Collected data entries
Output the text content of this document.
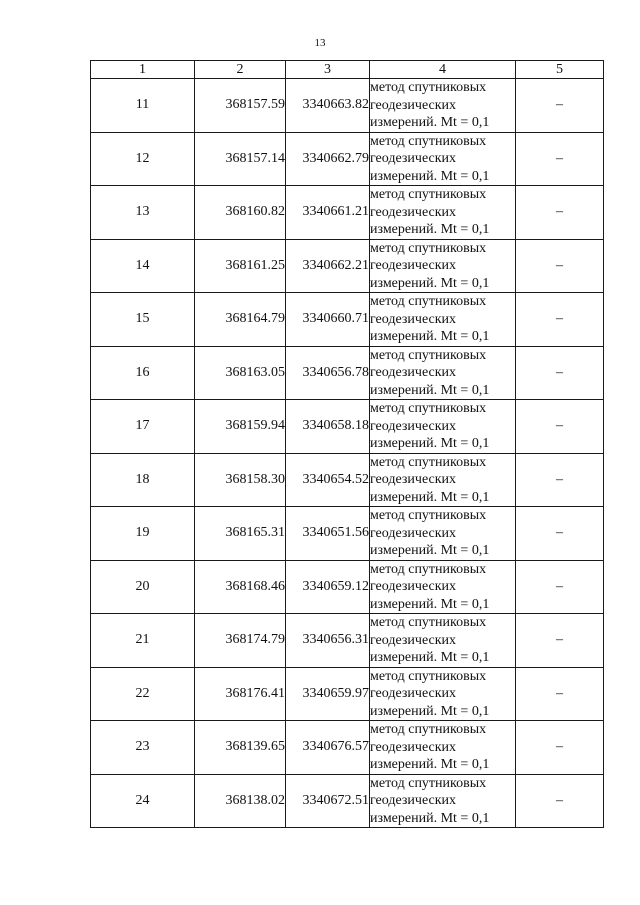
13
1	2	3	4	5
11	368157.59	3340663.82	метод спутниковых
геодезических
измерений. Mt = 0,1	–
12	368157.14	3340662.79	метод спутниковых
геодезических
измерений. Mt = 0,1	–
13	368160.82	3340661.21	метод спутниковых
геодезических
измерений. Mt = 0,1	–
14	368161.25	3340662.21	метод спутниковых
геодезических
измерений. Mt = 0,1	–
15	368164.79	3340660.71	метод спутниковых
геодезических
измерений. Mt = 0,1	–
16	368163.05	3340656.78	метод спутниковых
геодезических
измерений. Mt = 0,1	–
17	368159.94	3340658.18	метод спутниковых
геодезических
измерений. Mt = 0,1	–
18	368158.30	3340654.52	метод спутниковых
геодезических
измерений. Mt = 0,1	–
19	368165.31	3340651.56	метод спутниковых
геодезических
измерений. Mt = 0,1	–
20	368168.46	3340659.12	метод спутниковых
геодезических
измерений. Mt = 0,1	–
21	368174.79	3340656.31	метод спутниковых
геодезических
измерений. Mt = 0,1	–
22	368176.41	3340659.97	метод спутниковых
геодезических
измерений. Mt = 0,1	–
23	368139.65	3340676.57	метод спутниковых
геодезических
измерений. Mt = 0,1	–
24	368138.02	3340672.51	метод спутниковых
геодезических
измерений. Mt = 0,1	–
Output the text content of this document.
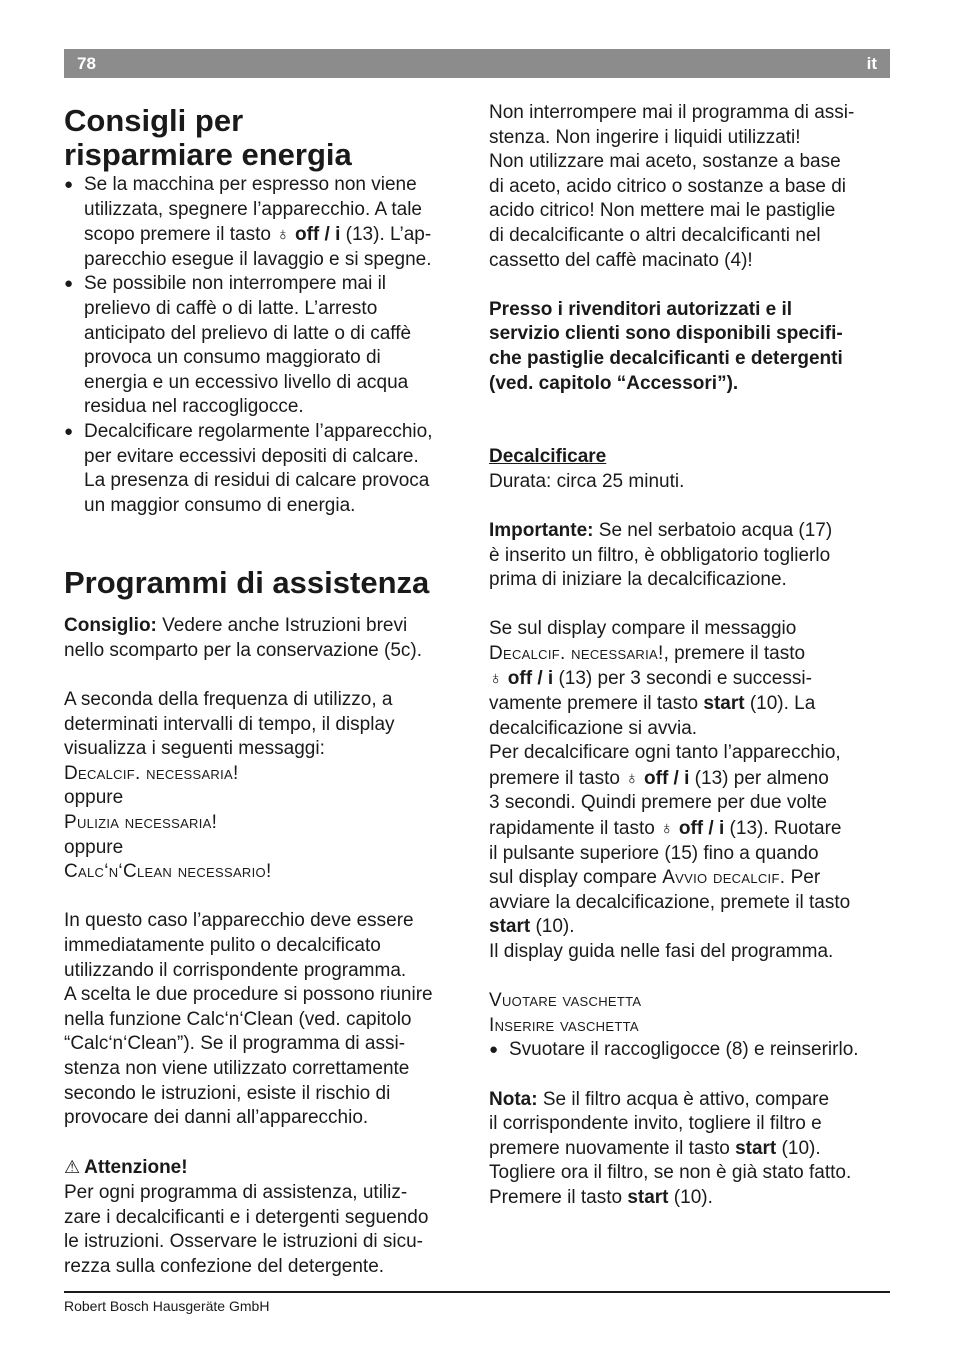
78	it
Consigli per
risparmiare energia
● Se la macchina per espresso non viene
utilizzata, spegnere l’apparecchio. A tale
scopo premere il tasto ♁ off / i (13). L’ap-
parecchio esegue il lavaggio e si spegne.
● Se possibile non interrompere mai il
prelievo di caffè o di latte. L’arresto
anticipato del prelievo di latte o di caffè
provoca un consumo maggiorato di
energia e un eccessivo livello di acqua
residua nel raccogligocce.
● Decalcificare regolarmente l’apparecchio,
per evitare eccessivi depositi di calcare.
La presenza di residui di calcare provoca
un maggior consumo di energia.
Programmi di assistenza

Consiglio: Vedere anche Istruzioni brevi
nello scomparto per la conservazione (5c).

A seconda della frequenza di utilizzo, a
determinati intervalli di tempo, il display
visualizza i seguenti messaggi:
Decalcif. necessaria!
oppure
Pulizia necessaria!
oppure
Calc‘n‘Clean necessario!

In questo caso l’apparecchio deve essere
immediatamente pulito o decalcificato
utilizzando il corrispondente programma.
A scelta le due procedure si possono riunire
nella funzione Calc‘n‘Clean (ved. capitolo
“Calc‘n‘Clean”). Se il programma di assi-
stenza non viene utilizzato correttamente
secondo le istruzioni, esiste il rischio di
provocare dei danni all’apparecchio.

⚠ Attenzione!
Per ogni programma di assistenza, utiliz-
zare i decalcificanti e i detergenti seguendo
le istruzioni. Osservare le istruzioni di sicu-
rezza sulla confezione del detergente.

Non interrompere mai il programma di assi-
stenza. Non ingerire i liquidi utilizzati!
Non utilizzare mai aceto, sostanze a base
di aceto, acido citrico o sostanze a base di
acido citrico! Non mettere mai le pastiglie
di decalcificante o altri decalcificanti nel
cassetto del caffè macinato (4)!

Presso i rivenditori autorizzati e il
servizio clienti sono disponibili specifi-
che pastiglie decalcificanti e detergenti
(ved. capitolo “Accessori”).

Decalcificare
Durata: circa 25 minuti.

Importante: Se nel serbatoio acqua (17)
è inserito un filtro, è obbligatorio toglierlo
prima di iniziare la decalcificazione.

Se sul display compare il messaggio
Decalcif. necessaria!, premere il tasto
♁ off / i (13) per 3 secondi e successi-
vamente premere il tasto start (10). La
decalcificazione si avvia.
Per decalcificare ogni tanto l’apparecchio,
premere il tasto ♁ off / i (13) per almeno
3 secondi. Quindi premere per due volte
rapidamente il tasto ♁ off / i (13). Ruotare
il pulsante superiore (15) fino a quando
sul display compare Avvio decalcif. Per
avviare la decalcificazione, premete il tasto
start (10).
Il display guida nelle fasi del programma.

Vuotare vaschetta
Inserire vaschetta

● Svuotare il raccogligocce (8) e reinserirlo.

Nota: Se il filtro acqua è attivo, compare
il corrispondente invito, togliere il filtro e
premere nuovamente il tasto start (10).
Togliere ora il filtro, se non è già stato fatto.
Premere il tasto start (10).

Robert Bosch Hausgeräte GmbH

■ **WHAT THIS TASK INVOLVES**
Copy, from the material above, each line in which the string "acido" occurs.

■ **WORKED SOLUTION**
di aceto, acido citrico o sostanze a base di
acido citrico! Non mettere mai le pastiglie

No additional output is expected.